BEGIN INPUT MATERIAL

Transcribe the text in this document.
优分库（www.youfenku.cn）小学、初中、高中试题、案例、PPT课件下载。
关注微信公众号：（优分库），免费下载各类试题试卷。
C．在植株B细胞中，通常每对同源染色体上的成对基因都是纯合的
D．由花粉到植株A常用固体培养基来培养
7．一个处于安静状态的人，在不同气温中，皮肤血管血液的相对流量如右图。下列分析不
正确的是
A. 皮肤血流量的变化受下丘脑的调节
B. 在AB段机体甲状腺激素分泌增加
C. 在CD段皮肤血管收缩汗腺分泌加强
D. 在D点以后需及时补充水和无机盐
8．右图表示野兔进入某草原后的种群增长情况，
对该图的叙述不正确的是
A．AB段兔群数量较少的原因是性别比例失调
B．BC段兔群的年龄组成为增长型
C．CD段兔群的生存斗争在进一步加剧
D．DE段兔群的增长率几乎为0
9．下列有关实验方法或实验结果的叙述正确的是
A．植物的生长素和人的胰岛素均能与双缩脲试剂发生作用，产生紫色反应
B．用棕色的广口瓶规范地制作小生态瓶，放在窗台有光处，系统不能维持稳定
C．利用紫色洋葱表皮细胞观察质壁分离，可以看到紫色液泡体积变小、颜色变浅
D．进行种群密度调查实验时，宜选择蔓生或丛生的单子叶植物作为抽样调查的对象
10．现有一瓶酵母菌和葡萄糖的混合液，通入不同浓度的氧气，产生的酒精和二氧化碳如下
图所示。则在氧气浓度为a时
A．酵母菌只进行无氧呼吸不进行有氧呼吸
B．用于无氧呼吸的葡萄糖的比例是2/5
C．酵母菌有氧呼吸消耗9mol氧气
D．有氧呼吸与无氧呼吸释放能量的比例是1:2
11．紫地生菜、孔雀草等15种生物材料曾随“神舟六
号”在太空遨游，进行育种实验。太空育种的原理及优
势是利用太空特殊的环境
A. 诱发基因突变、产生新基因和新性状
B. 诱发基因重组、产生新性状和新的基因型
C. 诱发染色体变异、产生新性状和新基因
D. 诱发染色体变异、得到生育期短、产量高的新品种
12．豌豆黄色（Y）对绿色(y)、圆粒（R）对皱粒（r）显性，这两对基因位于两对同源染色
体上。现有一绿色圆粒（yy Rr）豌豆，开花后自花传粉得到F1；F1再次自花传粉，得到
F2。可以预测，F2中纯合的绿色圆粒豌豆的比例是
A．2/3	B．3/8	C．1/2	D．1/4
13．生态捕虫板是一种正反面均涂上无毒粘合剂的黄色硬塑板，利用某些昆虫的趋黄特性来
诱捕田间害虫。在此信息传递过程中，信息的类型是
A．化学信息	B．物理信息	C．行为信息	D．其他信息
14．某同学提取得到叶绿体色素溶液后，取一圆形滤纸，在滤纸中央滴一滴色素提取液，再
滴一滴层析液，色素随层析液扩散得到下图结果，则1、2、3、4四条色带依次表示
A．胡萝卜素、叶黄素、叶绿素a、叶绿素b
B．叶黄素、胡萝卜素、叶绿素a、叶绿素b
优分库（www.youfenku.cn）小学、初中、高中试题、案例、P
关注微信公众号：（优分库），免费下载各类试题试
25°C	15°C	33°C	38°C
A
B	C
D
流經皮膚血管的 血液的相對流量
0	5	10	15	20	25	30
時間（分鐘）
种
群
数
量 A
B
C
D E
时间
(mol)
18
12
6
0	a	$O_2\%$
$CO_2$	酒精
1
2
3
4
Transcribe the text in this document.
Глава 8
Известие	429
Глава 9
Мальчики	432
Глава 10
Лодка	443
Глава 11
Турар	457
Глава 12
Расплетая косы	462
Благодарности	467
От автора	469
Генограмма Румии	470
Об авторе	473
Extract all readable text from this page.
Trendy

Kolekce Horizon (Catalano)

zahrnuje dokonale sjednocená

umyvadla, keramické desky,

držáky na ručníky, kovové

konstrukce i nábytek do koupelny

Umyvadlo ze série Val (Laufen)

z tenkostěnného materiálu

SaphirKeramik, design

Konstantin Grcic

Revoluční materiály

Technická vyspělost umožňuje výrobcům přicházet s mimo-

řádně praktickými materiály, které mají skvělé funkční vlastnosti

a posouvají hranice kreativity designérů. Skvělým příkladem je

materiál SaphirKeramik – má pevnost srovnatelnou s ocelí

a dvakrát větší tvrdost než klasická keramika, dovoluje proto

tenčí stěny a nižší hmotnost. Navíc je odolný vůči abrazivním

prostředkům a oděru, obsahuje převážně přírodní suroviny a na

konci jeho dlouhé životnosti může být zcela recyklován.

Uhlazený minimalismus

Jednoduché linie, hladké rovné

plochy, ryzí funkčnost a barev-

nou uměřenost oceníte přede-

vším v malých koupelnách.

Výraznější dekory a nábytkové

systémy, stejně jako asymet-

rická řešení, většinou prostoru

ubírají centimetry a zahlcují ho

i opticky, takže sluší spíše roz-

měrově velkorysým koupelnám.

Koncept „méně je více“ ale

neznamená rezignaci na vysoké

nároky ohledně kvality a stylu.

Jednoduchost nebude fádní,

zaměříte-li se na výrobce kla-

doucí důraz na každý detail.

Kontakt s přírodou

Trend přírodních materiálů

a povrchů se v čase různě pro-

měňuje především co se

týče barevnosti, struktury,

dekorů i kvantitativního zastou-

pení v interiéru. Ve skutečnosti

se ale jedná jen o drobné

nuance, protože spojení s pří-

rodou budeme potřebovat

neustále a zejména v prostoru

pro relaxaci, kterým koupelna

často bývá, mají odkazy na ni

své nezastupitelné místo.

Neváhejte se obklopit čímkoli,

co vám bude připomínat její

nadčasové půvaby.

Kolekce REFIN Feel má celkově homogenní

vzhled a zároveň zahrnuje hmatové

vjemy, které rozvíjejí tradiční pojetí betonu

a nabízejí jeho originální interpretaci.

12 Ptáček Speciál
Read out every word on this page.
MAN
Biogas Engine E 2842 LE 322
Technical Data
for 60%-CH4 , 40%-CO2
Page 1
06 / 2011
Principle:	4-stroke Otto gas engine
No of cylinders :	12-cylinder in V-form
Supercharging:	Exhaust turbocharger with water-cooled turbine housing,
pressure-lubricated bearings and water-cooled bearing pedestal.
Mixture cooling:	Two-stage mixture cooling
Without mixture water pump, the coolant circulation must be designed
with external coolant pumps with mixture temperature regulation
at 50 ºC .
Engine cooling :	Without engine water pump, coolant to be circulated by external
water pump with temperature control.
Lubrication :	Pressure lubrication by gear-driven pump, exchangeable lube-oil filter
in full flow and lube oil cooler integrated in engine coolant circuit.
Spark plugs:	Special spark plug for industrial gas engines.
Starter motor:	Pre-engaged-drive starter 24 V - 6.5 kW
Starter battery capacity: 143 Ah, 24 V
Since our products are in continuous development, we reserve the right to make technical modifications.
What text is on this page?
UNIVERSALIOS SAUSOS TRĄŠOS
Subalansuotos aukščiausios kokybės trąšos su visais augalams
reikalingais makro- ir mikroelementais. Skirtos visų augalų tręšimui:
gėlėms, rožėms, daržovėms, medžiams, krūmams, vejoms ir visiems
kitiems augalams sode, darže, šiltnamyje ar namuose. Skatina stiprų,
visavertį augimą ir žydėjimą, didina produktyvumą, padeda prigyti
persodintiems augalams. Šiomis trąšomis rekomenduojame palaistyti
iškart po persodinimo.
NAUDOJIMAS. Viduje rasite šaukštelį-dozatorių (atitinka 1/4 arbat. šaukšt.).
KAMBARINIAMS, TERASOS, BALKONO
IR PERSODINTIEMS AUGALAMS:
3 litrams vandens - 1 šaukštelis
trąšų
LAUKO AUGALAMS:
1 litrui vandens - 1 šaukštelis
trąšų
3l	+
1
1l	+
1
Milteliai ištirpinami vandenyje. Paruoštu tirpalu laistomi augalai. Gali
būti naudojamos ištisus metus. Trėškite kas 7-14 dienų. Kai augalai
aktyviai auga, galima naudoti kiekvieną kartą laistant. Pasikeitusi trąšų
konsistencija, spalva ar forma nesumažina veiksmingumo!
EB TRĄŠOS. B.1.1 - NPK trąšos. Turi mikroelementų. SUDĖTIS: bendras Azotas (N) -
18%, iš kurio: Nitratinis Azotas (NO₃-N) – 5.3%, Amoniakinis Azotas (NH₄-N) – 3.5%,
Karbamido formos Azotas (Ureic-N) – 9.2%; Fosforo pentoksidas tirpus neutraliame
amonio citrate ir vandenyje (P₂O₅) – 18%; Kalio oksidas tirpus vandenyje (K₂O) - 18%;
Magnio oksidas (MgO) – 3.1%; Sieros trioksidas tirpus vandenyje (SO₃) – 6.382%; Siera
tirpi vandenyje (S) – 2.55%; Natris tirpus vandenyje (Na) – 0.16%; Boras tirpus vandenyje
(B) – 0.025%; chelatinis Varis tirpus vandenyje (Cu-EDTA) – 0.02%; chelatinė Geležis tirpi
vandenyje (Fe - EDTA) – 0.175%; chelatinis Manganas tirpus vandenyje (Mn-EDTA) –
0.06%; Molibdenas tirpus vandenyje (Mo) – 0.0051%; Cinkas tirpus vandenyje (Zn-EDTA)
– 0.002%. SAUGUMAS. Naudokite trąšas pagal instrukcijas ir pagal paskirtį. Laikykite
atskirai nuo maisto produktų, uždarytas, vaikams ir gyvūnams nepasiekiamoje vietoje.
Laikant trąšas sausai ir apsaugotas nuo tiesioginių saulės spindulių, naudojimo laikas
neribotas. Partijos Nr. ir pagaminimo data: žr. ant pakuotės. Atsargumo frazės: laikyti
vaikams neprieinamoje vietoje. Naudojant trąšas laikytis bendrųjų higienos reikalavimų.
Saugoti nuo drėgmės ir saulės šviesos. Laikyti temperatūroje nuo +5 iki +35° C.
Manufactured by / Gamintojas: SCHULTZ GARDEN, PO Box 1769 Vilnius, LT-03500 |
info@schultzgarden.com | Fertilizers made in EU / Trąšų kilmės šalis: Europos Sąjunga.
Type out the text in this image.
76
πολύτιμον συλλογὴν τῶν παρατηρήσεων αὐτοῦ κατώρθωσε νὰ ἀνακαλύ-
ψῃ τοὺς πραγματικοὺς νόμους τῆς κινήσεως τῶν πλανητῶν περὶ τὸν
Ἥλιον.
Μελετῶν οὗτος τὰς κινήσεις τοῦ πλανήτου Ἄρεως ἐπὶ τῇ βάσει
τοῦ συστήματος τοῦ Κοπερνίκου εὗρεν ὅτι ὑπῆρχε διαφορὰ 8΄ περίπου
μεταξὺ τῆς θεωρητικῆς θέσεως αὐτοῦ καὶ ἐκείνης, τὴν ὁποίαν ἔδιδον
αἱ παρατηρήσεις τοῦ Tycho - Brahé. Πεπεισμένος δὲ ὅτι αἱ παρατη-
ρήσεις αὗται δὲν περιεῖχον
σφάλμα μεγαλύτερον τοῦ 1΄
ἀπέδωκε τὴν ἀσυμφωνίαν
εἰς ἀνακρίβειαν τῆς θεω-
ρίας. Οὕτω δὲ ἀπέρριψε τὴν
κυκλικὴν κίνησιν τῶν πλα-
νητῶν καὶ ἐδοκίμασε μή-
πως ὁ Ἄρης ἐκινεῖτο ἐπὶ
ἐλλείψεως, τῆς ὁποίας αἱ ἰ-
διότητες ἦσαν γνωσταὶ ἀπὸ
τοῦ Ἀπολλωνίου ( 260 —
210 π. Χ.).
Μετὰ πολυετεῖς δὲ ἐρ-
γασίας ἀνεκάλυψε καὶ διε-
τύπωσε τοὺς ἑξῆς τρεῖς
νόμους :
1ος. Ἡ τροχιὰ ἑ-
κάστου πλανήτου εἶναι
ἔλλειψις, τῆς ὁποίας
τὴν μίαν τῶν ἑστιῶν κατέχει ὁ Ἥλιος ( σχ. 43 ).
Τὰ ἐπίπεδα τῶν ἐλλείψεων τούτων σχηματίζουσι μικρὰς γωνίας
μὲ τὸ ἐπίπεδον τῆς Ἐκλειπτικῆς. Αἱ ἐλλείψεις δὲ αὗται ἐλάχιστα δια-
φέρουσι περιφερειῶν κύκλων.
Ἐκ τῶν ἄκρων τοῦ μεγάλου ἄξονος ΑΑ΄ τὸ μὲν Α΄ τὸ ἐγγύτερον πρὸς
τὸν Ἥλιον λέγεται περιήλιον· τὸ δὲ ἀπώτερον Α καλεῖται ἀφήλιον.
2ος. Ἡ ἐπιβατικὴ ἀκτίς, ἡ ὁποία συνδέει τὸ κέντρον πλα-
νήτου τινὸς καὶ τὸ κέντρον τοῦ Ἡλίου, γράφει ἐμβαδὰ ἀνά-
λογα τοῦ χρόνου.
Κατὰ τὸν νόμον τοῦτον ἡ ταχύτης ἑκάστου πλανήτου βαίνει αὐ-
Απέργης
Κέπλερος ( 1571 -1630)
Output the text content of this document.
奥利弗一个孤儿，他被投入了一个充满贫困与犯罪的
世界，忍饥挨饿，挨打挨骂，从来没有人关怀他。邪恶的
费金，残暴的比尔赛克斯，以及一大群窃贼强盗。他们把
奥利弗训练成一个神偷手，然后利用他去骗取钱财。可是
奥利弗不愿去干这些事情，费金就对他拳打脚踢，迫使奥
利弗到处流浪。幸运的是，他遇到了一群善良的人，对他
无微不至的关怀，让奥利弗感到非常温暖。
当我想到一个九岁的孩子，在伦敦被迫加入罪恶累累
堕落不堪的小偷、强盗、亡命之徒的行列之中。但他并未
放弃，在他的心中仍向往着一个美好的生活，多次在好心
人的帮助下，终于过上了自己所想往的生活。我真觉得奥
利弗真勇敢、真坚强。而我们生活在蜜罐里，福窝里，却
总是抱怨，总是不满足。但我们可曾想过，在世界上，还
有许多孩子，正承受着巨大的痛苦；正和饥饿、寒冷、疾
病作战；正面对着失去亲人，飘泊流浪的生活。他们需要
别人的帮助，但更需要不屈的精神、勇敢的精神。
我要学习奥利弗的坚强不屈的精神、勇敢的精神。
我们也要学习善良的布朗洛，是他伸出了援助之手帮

END INPUT MATERIAL

TO DO: Find every line that has "Ἥλιον" in it, then return those lines.

WRITTEN REPLY:
Ἥλιον.
τὸν Ἥλιον λέγεται περιήλιον· τὸ δὲ ἀπώτερον Α καλεῖται ἀφήλιον.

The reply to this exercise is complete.